• **What you should do**:
Search the records that follow and extract every line containing the string "Australia".

• **Given records**:

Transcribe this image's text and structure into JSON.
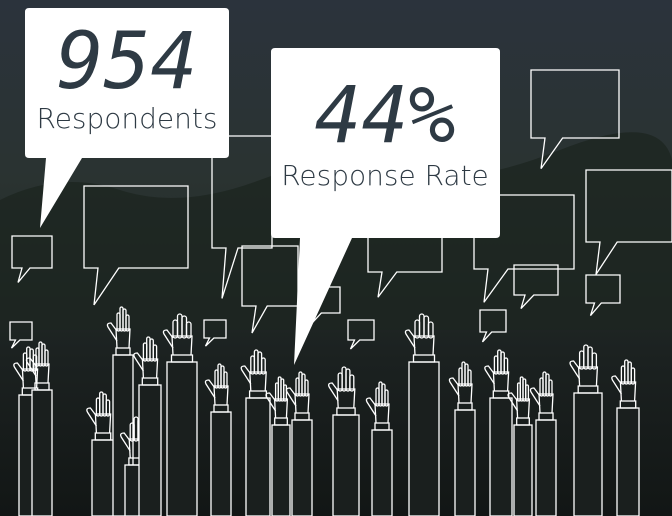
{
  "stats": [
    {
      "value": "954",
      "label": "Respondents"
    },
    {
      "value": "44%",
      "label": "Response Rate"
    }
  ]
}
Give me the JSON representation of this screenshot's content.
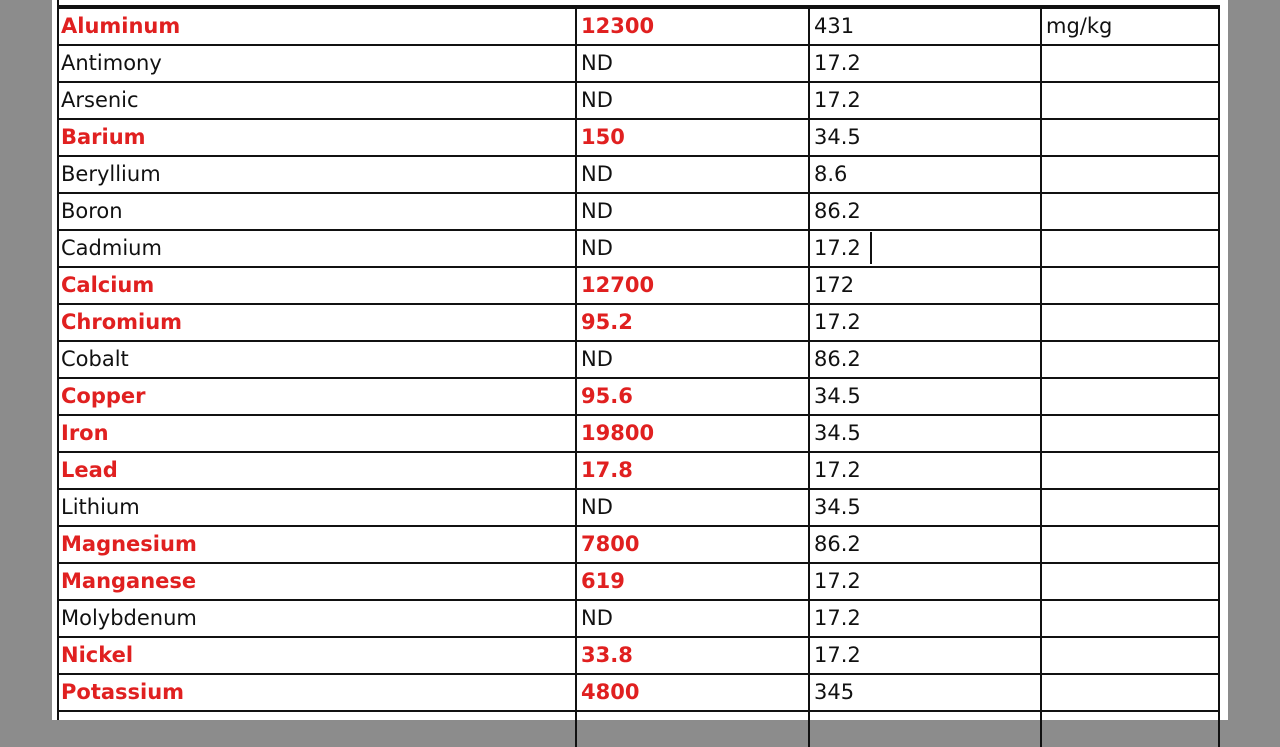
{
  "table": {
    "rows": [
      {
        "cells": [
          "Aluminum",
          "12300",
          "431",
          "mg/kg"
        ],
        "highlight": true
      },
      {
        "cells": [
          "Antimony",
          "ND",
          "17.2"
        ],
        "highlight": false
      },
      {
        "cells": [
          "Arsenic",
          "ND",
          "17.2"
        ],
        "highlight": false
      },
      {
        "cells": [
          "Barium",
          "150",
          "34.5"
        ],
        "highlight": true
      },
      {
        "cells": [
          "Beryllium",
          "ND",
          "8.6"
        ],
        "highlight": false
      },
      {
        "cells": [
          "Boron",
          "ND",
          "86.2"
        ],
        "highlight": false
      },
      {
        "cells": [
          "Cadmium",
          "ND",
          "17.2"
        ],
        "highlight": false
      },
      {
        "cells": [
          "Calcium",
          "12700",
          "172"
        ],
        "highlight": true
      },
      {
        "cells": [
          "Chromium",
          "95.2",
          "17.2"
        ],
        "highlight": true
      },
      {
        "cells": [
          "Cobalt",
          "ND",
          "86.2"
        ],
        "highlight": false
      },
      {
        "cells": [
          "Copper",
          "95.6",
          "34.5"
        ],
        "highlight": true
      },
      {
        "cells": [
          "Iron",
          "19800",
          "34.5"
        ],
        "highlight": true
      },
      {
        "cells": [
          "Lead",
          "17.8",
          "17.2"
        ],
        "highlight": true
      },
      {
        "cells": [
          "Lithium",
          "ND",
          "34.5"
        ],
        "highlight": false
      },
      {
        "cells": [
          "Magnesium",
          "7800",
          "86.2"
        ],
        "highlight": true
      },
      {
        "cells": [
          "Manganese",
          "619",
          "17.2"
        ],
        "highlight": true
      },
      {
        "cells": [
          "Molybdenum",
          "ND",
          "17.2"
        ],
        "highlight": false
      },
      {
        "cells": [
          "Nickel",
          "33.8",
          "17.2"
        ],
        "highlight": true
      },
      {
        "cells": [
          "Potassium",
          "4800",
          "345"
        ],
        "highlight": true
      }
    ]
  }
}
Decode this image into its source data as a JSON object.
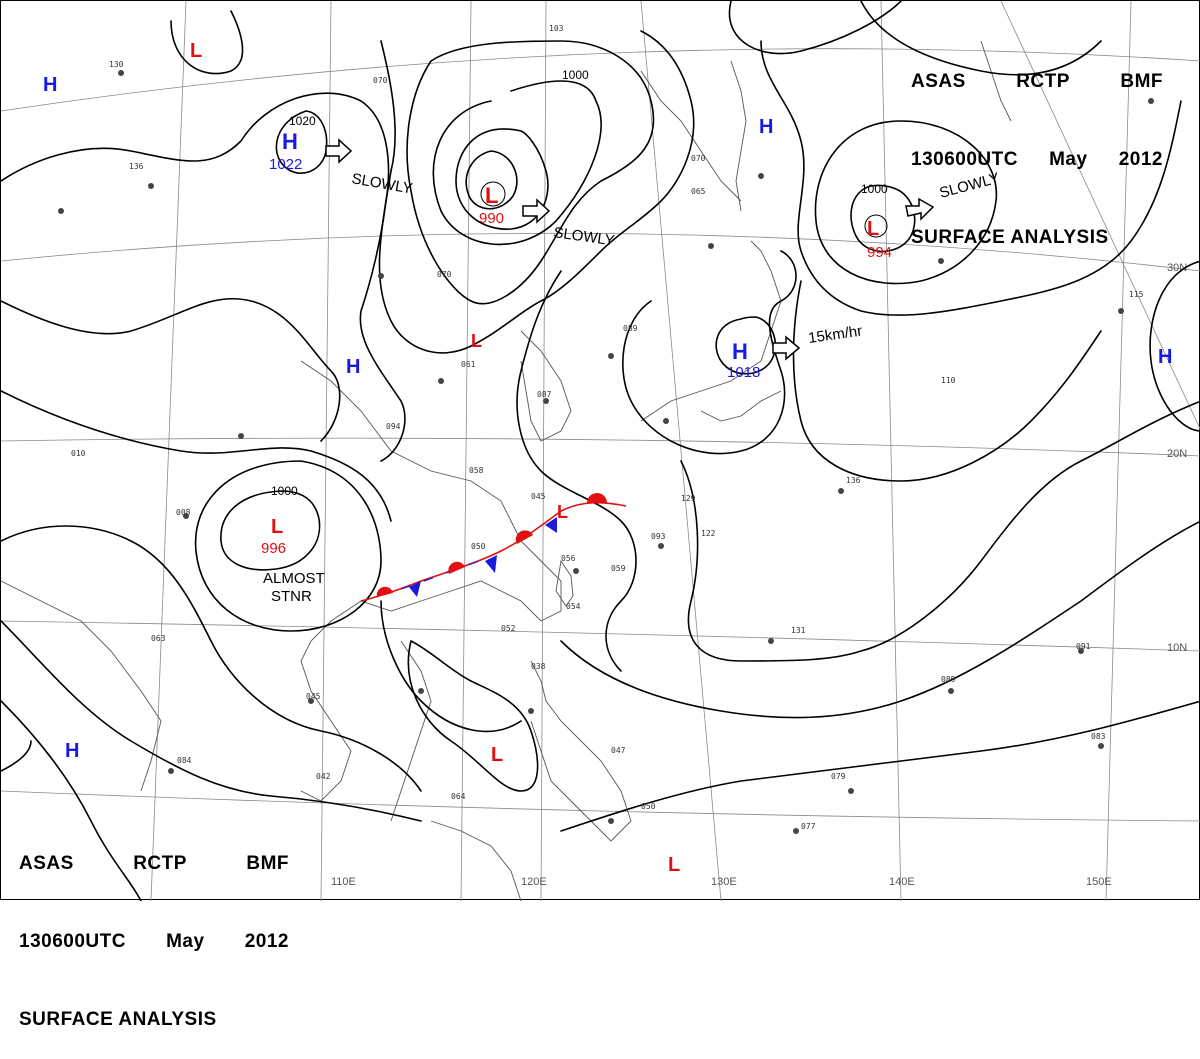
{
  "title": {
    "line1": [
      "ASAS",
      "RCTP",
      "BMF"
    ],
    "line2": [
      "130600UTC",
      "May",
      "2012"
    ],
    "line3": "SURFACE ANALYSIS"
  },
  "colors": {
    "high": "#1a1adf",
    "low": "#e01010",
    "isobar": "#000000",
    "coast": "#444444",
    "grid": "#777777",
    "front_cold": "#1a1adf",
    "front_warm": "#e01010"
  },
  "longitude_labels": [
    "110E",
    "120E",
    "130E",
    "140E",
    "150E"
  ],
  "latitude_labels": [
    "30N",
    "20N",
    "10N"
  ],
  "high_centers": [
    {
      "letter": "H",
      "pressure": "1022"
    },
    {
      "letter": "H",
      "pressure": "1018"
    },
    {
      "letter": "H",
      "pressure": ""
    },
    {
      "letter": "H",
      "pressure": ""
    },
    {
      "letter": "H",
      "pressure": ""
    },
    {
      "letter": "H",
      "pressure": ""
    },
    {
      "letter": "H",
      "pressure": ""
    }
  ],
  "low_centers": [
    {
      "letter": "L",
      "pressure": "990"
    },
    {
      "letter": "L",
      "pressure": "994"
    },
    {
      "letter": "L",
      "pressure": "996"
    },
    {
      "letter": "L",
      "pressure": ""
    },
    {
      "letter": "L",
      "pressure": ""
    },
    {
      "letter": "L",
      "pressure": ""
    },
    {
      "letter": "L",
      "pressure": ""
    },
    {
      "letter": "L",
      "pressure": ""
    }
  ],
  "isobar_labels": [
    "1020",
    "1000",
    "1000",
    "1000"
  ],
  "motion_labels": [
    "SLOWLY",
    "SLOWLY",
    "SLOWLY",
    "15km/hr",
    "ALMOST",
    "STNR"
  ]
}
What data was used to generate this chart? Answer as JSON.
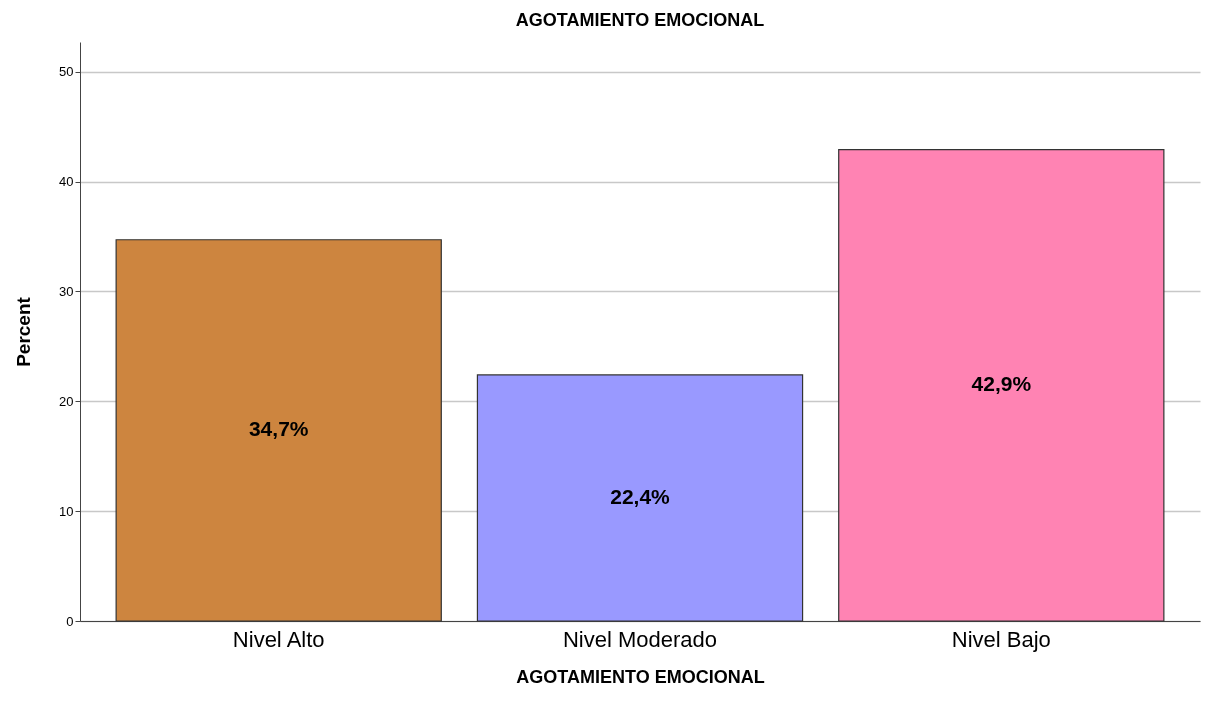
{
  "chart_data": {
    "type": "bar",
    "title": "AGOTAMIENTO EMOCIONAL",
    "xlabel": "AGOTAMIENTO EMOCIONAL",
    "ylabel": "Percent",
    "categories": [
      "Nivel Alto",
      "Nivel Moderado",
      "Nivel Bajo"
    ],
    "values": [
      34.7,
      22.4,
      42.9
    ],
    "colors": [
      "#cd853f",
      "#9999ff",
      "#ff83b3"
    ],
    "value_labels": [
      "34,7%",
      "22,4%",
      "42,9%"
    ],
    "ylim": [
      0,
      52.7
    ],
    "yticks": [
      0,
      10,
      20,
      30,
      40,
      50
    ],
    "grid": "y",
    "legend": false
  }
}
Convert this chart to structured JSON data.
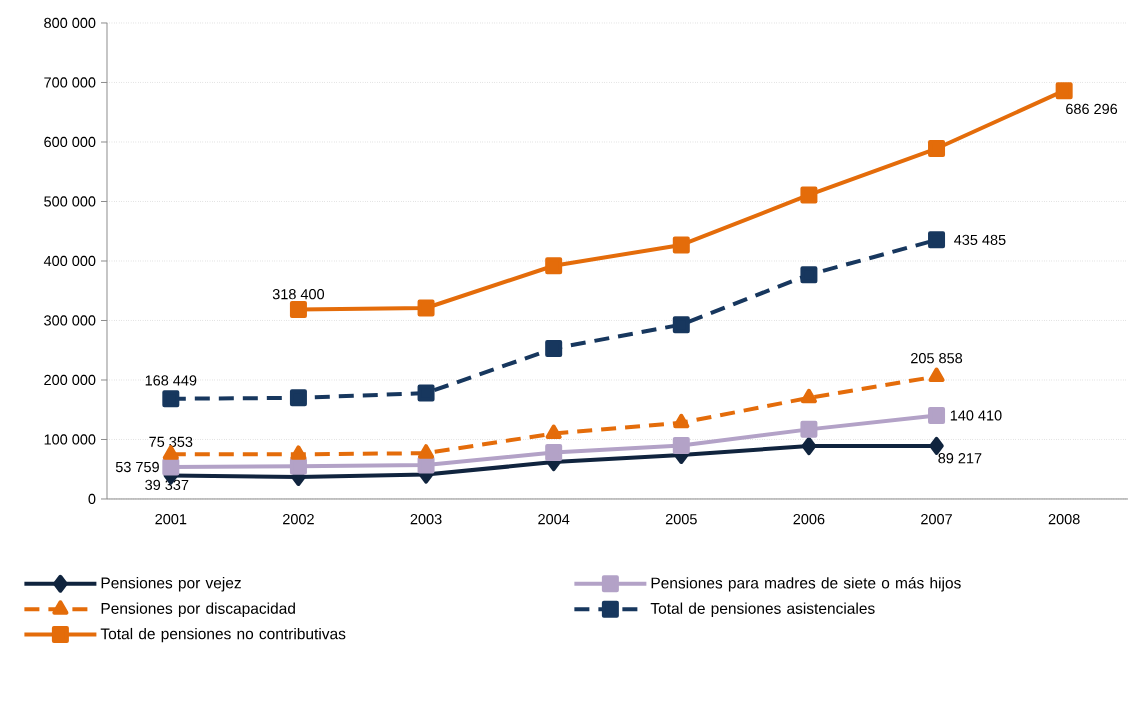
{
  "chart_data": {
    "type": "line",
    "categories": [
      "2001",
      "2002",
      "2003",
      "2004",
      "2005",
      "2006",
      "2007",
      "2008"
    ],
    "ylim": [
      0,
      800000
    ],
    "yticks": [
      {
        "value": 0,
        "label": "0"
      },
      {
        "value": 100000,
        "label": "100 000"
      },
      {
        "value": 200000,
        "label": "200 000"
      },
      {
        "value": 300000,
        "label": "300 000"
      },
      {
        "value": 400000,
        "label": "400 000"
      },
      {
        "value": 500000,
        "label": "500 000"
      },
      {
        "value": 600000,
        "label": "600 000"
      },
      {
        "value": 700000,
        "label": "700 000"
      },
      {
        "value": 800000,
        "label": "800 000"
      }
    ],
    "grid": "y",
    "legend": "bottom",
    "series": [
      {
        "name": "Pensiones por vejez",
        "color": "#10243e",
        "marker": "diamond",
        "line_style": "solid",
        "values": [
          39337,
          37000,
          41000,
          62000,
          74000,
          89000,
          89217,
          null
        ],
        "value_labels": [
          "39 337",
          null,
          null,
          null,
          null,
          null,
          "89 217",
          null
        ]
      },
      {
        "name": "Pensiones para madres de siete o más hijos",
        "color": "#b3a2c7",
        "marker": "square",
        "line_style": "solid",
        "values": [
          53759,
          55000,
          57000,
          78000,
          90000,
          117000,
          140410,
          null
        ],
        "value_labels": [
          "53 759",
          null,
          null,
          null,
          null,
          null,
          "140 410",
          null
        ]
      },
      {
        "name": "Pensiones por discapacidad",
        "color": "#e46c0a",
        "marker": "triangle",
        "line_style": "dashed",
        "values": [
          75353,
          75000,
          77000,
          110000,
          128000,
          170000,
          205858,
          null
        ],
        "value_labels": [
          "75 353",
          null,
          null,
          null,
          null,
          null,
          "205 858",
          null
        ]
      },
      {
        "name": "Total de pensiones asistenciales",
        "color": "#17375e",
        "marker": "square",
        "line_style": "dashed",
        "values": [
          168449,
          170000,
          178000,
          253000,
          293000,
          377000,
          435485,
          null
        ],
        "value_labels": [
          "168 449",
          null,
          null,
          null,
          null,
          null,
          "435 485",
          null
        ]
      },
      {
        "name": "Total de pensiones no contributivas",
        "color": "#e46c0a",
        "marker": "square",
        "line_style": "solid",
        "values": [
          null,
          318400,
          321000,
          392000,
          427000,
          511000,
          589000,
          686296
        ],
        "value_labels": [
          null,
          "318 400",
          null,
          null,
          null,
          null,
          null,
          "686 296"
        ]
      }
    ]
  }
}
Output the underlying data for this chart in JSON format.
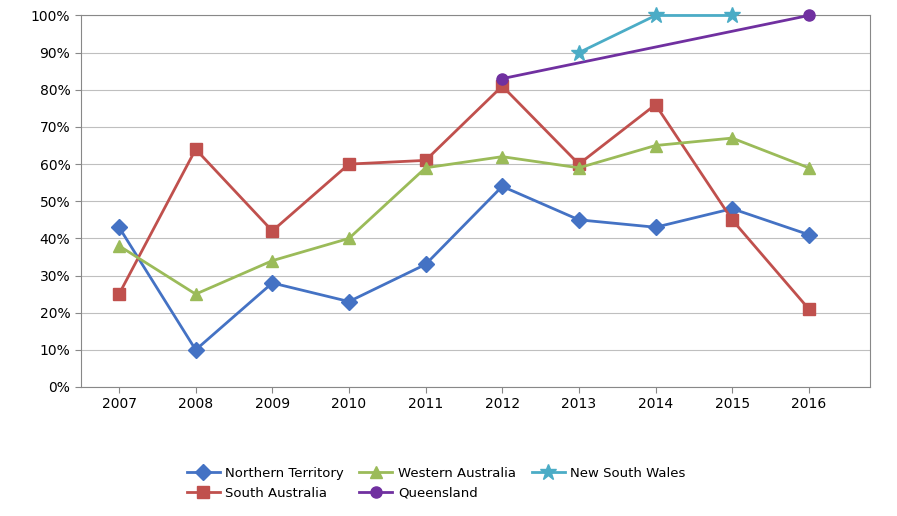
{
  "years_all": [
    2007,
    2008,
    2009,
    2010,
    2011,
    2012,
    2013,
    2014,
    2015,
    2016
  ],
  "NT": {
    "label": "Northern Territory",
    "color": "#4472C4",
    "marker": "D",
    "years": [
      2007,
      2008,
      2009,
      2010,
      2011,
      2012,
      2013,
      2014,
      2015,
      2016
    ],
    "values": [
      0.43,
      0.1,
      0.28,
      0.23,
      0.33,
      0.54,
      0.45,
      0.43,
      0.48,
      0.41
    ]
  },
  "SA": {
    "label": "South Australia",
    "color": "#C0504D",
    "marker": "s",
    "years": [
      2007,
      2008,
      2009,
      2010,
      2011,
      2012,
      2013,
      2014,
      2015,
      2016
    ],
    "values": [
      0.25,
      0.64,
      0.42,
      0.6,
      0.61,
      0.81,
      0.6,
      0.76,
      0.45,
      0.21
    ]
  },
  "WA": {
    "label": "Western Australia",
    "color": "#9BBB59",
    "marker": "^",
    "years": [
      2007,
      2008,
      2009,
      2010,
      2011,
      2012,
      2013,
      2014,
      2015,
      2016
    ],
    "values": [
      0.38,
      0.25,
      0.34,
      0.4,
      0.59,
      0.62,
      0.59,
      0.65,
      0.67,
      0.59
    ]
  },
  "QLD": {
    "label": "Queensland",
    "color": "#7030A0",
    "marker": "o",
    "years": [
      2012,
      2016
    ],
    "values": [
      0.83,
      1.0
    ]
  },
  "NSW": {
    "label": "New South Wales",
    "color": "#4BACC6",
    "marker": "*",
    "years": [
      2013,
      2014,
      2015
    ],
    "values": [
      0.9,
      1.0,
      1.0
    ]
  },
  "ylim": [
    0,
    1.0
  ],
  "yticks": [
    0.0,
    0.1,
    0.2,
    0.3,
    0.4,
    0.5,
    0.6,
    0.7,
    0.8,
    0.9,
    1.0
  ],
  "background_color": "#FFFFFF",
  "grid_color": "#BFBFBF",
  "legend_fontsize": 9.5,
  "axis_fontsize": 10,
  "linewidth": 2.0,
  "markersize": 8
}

• **Response to this exercise**:
    "label": "South Australia",
    "label": "Western Australia",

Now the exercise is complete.